Task statement> Images should be left out, and everything else in the listing reproduced exactly.

Data extract>
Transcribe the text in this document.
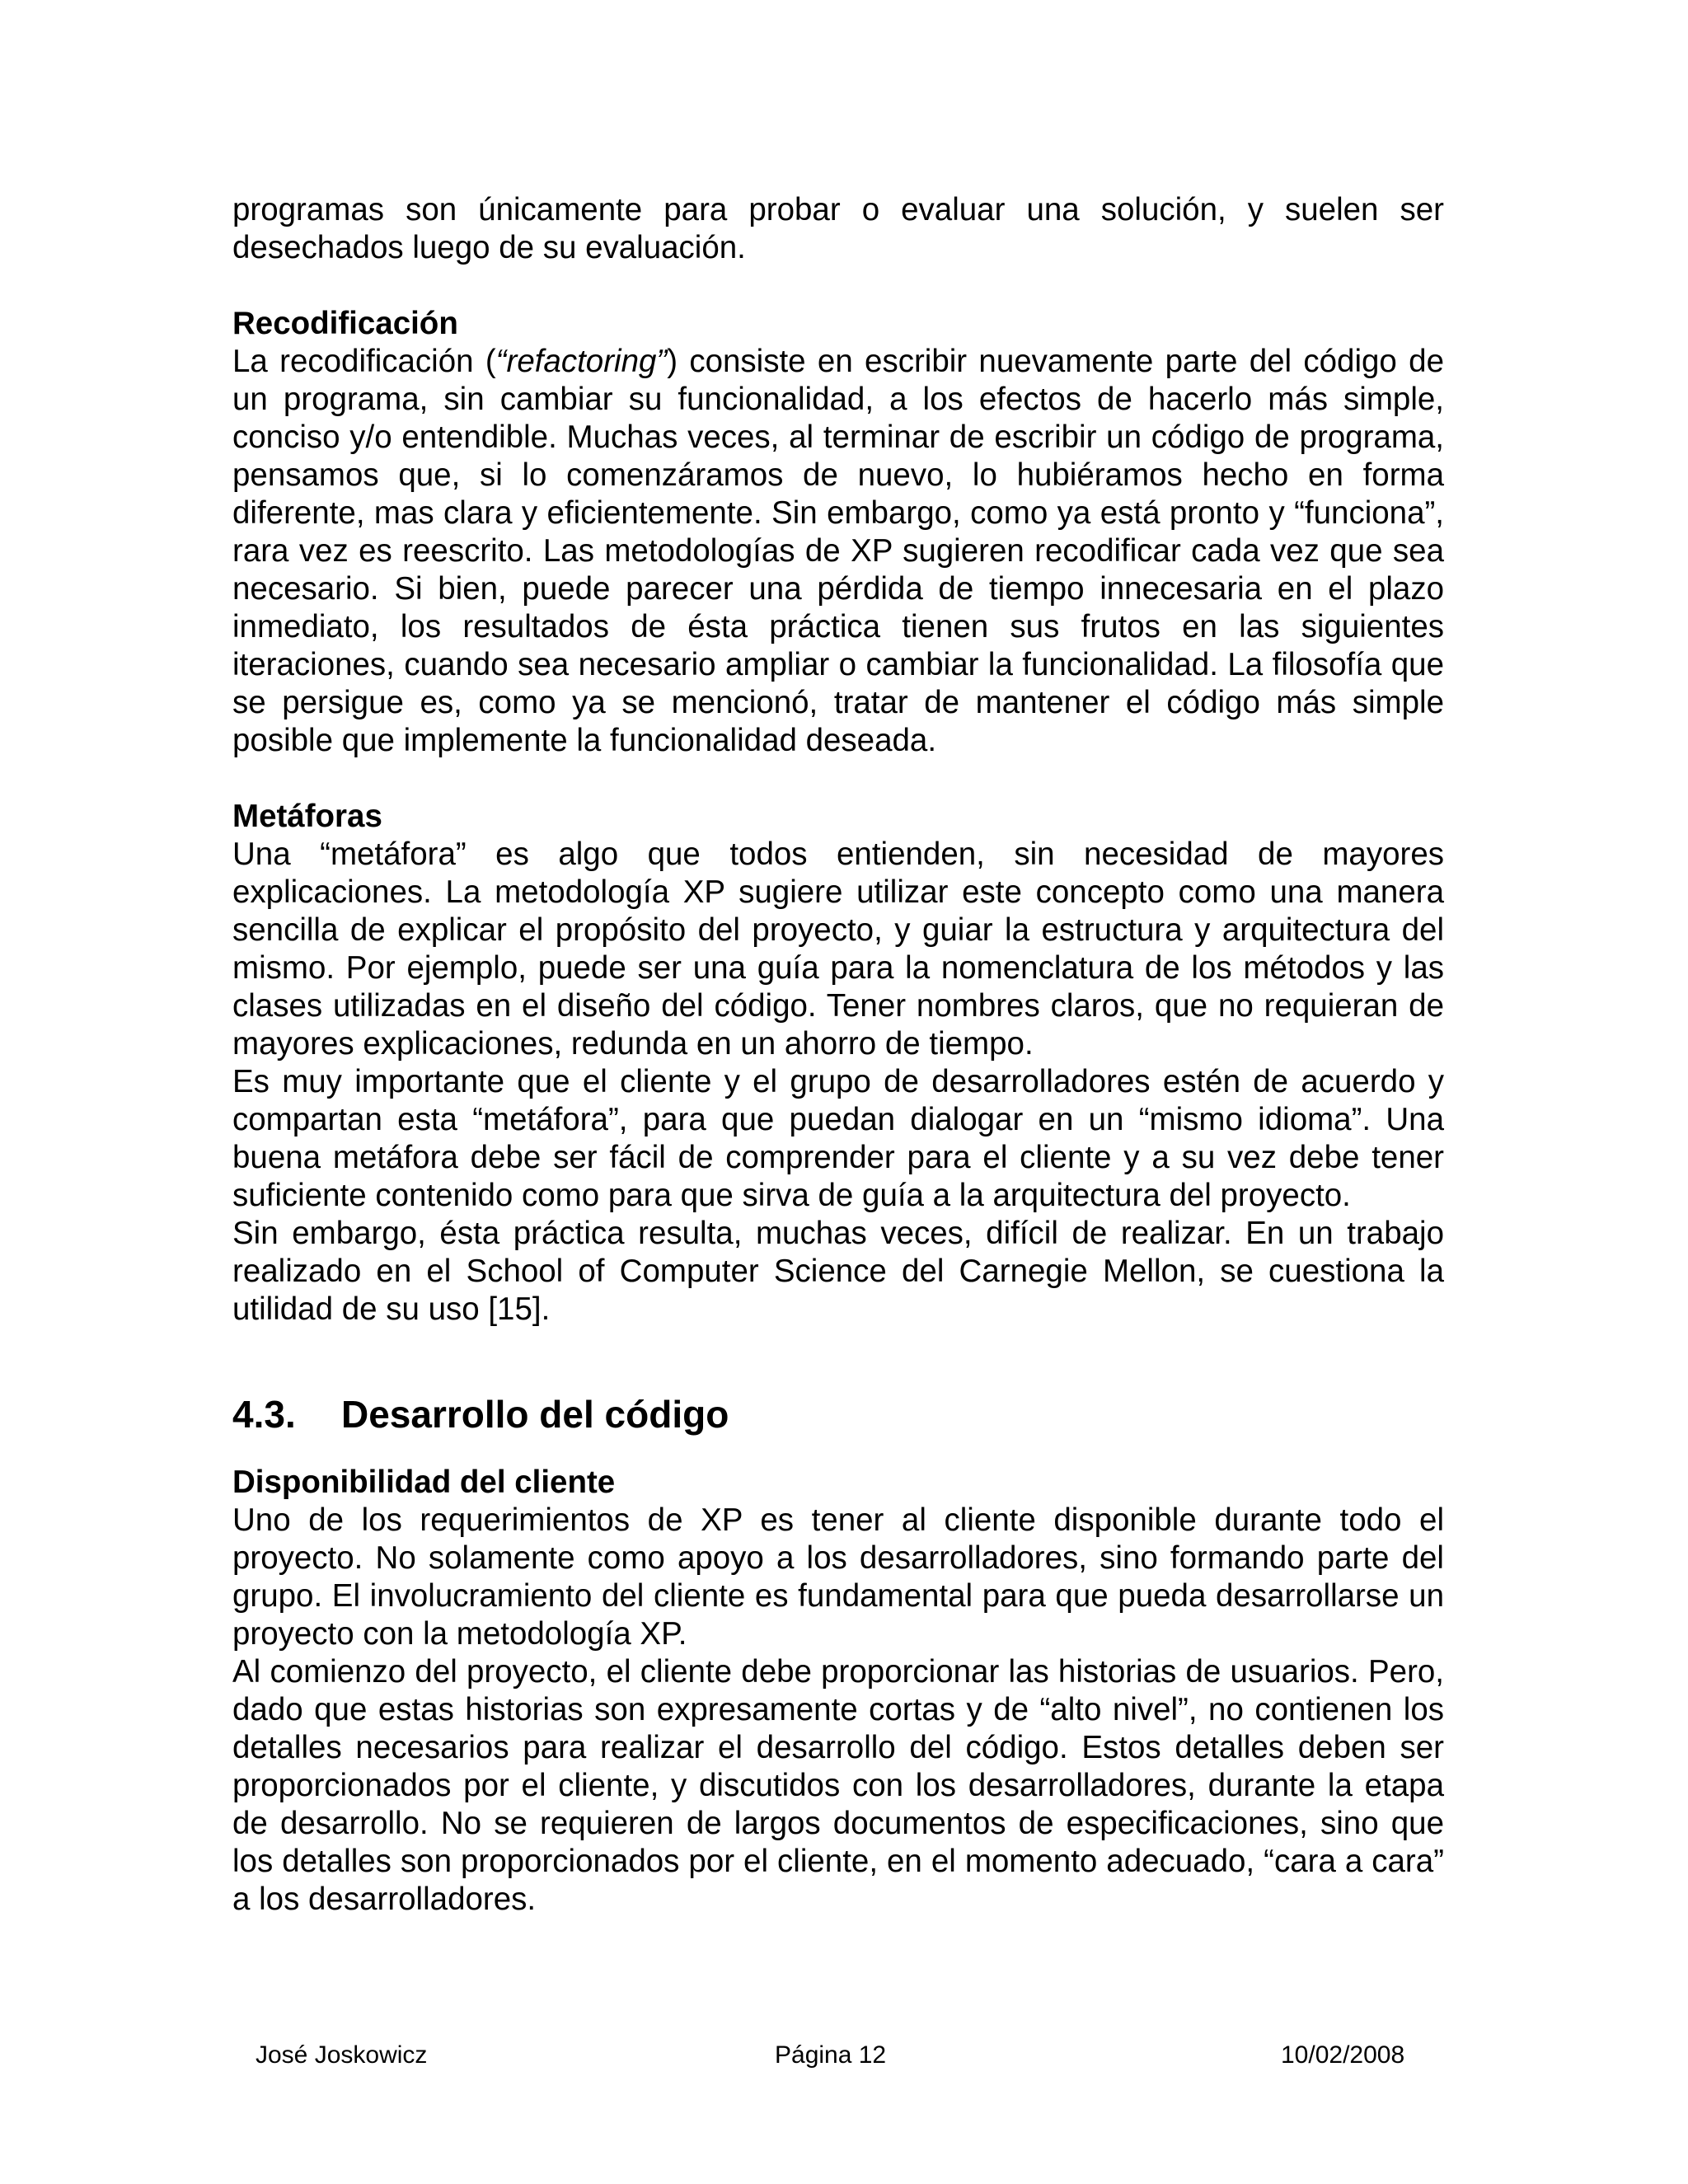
programas son únicamente para probar o evaluar una solución, y suelen ser desechados luego de su evaluación.

Recodificación

La recodificación (“refactoring”) consiste en escribir nuevamente parte del código de un programa, sin cambiar su funcionalidad, a los efectos de hacerlo más simple, conciso y/o entendible. Muchas veces, al terminar de escribir un código de programa, pensamos que, si lo comenzáramos de nuevo, lo hubiéramos hecho en forma diferente, mas clara y eficientemente. Sin embargo, como ya está pronto y “funciona”, rara vez es reescrito. Las metodologías de XP sugieren recodificar cada vez que sea necesario. Si bien, puede parecer una pérdida de tiempo innecesaria en el plazo inmediato, los resultados de ésta práctica tienen sus frutos en las siguientes iteraciones, cuando sea necesario ampliar o cambiar la funcionalidad. La filosofía que se persigue es, como ya se mencionó, tratar de mantener el código más simple posible que implemente la funcionalidad deseada.

Metáforas

Una “metáfora” es algo que todos entienden, sin necesidad de mayores explicaciones. La metodología XP sugiere utilizar este concepto como una manera sencilla de explicar el propósito del proyecto, y guiar la estructura y arquitectura del mismo. Por ejemplo, puede ser una guía para la nomenclatura de los métodos y las clases utilizadas en el diseño del código. Tener nombres claros, que no requieran de mayores explicaciones, redunda en un ahorro de tiempo.

Es muy importante que el cliente y el grupo de desarrolladores estén de acuerdo y compartan esta “metáfora”, para que puedan dialogar en un “mismo idioma”. Una buena metáfora debe ser fácil de comprender para el cliente y a su vez debe tener suficiente contenido como para que sirva de guía a la arquitectura del proyecto.

Sin embargo, ésta práctica resulta, muchas veces, difícil de realizar. En un trabajo realizado en el School of Computer Science del Carnegie Mellon, se cuestiona la utilidad de su uso [15].

4.3.	Desarrollo del código

Disponibilidad del cliente

Uno de los requerimientos de XP es tener al cliente disponible durante todo el proyecto. No solamente como apoyo a los desarrolladores, sino formando parte del grupo. El involucramiento del cliente es fundamental para que pueda desarrollarse un proyecto con la metodología XP.

Al comienzo del proyecto, el cliente debe proporcionar las historias de usuarios. Pero, dado que estas historias son expresamente cortas y de “alto nivel”, no contienen los detalles necesarios para realizar el desarrollo del código. Estos detalles deben ser proporcionados por el cliente, y discutidos con los desarrolladores, durante la etapa de desarrollo. No se requieren de largos documentos de especificaciones, sino que los detalles son proporcionados por el cliente, en el momento adecuado, “cara a cara” a los desarrolladores.

José Joskowicz	Página 12	10/02/2008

Result of the exercise>
Transcribe the text in this document.
programas son únicamente para probar o evaluar una solución, y suelen ser desechados luego de su evaluación.

Recodificación

La recodificación (“refactoring”) consiste en escribir nuevamente parte del código de un programa, sin cambiar su funcionalidad, a los efectos de hacerlo más simple, conciso y/o entendible. Muchas veces, al terminar de escribir un código de programa, pensamos que, si lo comenzáramos de nuevo, lo hubiéramos hecho en forma diferente, mas clara y eficientemente. Sin embargo, como ya está pronto y “funciona”, rara vez es reescrito. Las metodologías de XP sugieren recodificar cada vez que sea necesario. Si bien, puede parecer una pérdida de tiempo innecesaria en el plazo inmediato, los resultados de ésta práctica tienen sus frutos en las siguientes iteraciones, cuando sea necesario ampliar o cambiar la funcionalidad. La filosofía que se persigue es, como ya se mencionó, tratar de mantener el código más simple posible que implemente la funcionalidad deseada.

Metáforas

Una “metáfora” es algo que todos entienden, sin necesidad de mayores explicaciones. La metodología XP sugiere utilizar este concepto como una manera sencilla de explicar el propósito del proyecto, y guiar la estructura y arquitectura del mismo. Por ejemplo, puede ser una guía para la nomenclatura de los métodos y las clases utilizadas en el diseño del código. Tener nombres claros, que no requieran de mayores explicaciones, redunda en un ahorro de tiempo.

Es muy importante que el cliente y el grupo de desarrolladores estén de acuerdo y compartan esta “metáfora”, para que puedan dialogar en un “mismo idioma”. Una buena metáfora debe ser fácil de comprender para el cliente y a su vez debe tener suficiente contenido como para que sirva de guía a la arquitectura del proyecto.

Sin embargo, ésta práctica resulta, muchas veces, difícil de realizar. En un trabajo realizado en el School of Computer Science del Carnegie Mellon, se cuestiona la utilidad de su uso [15].

4.3.	Desarrollo del código

Disponibilidad del cliente

Uno de los requerimientos de XP es tener al cliente disponible durante todo el proyecto. No solamente como apoyo a los desarrolladores, sino formando parte del grupo. El involucramiento del cliente es fundamental para que pueda desarrollarse un proyecto con la metodología XP.

Al comienzo del proyecto, el cliente debe proporcionar las historias de usuarios. Pero, dado que estas historias son expresamente cortas y de “alto nivel”, no contienen los detalles necesarios para realizar el desarrollo del código. Estos detalles deben ser proporcionados por el cliente, y discutidos con los desarrolladores, durante la etapa de desarrollo. No se requieren de largos documentos de especificaciones, sino que los detalles son proporcionados por el cliente, en el momento adecuado, “cara a cara” a los desarrolladores.

José Joskowicz	Página 12	10/02/2008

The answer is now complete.